*WHAT YOU WILL DO*. Pull out every line below that holds the word "Resultados".

[begin SUPPLIED RECORDS]

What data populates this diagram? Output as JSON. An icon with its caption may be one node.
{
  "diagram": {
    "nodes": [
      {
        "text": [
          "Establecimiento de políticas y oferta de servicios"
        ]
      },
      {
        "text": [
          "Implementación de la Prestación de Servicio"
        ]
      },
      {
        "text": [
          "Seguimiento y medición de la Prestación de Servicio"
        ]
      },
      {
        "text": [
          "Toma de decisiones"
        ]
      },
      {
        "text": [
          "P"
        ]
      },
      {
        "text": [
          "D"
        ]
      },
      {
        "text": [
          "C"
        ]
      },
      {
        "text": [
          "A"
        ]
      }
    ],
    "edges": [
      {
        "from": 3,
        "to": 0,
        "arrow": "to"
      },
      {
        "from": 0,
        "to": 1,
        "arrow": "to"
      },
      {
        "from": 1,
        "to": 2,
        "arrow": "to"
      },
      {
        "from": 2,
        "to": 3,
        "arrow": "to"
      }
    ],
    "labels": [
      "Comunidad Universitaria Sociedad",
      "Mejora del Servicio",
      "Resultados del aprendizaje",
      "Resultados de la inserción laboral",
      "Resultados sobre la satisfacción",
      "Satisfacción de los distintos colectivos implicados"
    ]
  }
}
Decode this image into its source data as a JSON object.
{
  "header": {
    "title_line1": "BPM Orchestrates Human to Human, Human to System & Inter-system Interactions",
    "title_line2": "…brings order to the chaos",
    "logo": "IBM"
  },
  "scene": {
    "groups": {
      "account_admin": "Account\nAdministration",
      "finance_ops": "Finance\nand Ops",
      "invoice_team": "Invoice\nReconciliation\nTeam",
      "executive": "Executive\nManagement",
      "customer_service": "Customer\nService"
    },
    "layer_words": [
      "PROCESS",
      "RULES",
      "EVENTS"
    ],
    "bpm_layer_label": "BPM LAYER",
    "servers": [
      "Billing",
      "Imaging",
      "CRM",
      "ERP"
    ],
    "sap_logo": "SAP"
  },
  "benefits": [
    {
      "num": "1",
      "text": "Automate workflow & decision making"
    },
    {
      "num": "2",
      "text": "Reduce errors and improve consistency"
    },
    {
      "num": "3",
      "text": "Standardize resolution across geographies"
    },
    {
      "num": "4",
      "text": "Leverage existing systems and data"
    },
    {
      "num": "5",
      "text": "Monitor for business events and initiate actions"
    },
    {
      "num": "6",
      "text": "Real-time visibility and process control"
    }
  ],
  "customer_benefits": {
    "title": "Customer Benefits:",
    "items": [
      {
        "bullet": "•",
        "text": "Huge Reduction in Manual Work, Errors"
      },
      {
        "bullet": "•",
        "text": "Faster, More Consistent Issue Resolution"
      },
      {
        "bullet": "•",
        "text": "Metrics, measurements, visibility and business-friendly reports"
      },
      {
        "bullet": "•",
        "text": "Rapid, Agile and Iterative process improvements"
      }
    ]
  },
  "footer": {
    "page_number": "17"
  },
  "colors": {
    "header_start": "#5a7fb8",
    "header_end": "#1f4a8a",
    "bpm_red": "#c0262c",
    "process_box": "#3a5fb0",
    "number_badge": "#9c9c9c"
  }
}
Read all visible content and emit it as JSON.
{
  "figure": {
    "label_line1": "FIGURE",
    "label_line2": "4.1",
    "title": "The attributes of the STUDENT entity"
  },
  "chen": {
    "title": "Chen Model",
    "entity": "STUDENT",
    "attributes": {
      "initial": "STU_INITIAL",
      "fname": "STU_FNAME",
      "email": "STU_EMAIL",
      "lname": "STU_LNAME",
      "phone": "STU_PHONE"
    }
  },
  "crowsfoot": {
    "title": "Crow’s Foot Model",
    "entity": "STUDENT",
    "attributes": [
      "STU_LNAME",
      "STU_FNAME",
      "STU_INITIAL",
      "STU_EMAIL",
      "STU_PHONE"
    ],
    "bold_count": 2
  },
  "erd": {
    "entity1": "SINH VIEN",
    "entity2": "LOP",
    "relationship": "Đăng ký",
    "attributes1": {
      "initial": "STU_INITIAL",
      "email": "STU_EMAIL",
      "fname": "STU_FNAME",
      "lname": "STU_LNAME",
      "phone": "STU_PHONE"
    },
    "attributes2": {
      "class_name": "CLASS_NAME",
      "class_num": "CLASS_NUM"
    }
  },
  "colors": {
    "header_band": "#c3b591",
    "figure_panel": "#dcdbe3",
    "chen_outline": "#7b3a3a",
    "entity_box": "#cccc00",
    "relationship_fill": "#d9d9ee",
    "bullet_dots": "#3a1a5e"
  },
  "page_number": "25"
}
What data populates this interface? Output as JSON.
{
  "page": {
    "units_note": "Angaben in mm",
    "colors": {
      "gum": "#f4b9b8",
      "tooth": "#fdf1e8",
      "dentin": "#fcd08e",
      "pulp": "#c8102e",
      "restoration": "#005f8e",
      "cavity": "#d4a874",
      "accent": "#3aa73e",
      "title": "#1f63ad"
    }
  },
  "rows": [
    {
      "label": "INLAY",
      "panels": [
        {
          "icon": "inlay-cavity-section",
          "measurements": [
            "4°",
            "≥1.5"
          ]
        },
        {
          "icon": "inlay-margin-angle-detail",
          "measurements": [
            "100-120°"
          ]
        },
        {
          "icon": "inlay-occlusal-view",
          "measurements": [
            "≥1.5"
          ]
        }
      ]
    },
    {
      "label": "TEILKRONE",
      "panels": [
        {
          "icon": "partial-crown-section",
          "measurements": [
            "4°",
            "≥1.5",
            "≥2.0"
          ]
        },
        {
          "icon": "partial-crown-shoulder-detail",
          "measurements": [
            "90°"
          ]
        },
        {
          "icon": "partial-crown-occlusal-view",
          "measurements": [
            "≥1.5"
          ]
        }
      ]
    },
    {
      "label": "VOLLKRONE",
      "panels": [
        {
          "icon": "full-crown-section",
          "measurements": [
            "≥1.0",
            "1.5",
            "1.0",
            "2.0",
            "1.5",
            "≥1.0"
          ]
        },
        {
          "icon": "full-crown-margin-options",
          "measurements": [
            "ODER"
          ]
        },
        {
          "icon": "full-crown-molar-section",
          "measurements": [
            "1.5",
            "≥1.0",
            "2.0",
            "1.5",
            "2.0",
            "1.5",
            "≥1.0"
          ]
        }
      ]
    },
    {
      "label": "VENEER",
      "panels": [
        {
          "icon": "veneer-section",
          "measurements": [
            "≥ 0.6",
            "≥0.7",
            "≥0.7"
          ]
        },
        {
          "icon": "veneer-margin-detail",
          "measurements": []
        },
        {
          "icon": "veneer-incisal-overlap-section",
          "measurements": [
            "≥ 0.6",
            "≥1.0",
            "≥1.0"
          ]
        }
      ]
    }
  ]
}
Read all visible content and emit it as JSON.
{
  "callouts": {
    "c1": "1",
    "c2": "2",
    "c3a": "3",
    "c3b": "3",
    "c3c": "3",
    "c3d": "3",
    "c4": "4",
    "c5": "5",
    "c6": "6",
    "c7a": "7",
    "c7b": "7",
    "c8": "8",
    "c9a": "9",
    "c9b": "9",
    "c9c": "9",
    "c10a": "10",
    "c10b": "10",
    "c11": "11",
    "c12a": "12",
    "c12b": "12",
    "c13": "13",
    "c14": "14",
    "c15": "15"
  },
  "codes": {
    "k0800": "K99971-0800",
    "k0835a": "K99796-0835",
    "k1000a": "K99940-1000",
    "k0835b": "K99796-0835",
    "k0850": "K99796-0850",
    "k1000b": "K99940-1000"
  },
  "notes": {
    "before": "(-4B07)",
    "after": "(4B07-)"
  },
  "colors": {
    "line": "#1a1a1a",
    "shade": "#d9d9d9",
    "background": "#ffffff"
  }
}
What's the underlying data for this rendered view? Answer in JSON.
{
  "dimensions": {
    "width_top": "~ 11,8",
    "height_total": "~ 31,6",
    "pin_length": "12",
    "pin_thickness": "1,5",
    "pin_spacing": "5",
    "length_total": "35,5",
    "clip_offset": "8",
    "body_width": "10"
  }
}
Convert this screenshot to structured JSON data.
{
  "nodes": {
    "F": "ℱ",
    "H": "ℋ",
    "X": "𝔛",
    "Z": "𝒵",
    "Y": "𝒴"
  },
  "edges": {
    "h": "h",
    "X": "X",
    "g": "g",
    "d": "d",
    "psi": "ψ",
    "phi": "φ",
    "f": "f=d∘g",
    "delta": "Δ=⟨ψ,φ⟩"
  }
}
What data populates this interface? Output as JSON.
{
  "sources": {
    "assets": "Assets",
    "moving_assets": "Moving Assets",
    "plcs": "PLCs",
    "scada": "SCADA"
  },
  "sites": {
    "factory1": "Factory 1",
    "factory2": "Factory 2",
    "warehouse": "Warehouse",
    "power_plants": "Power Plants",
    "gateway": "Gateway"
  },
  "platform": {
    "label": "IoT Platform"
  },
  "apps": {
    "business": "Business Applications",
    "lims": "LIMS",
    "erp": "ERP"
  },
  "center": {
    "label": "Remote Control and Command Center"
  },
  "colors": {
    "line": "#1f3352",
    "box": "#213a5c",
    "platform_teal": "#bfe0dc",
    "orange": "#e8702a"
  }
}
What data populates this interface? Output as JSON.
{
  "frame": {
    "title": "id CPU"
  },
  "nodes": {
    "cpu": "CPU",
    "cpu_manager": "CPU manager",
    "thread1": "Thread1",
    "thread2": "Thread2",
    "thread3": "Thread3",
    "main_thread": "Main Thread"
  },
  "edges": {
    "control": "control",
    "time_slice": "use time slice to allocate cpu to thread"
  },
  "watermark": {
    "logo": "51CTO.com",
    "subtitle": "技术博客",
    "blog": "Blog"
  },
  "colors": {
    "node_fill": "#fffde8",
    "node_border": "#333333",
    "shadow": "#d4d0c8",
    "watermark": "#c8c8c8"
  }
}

[end SUPPLIED RECORDS]

*WRITTEN RESPONSE*.
      "Resultados del aprendizaje",
      "Resultados de la inserción laboral",
      "Resultados sobre la satisfacción",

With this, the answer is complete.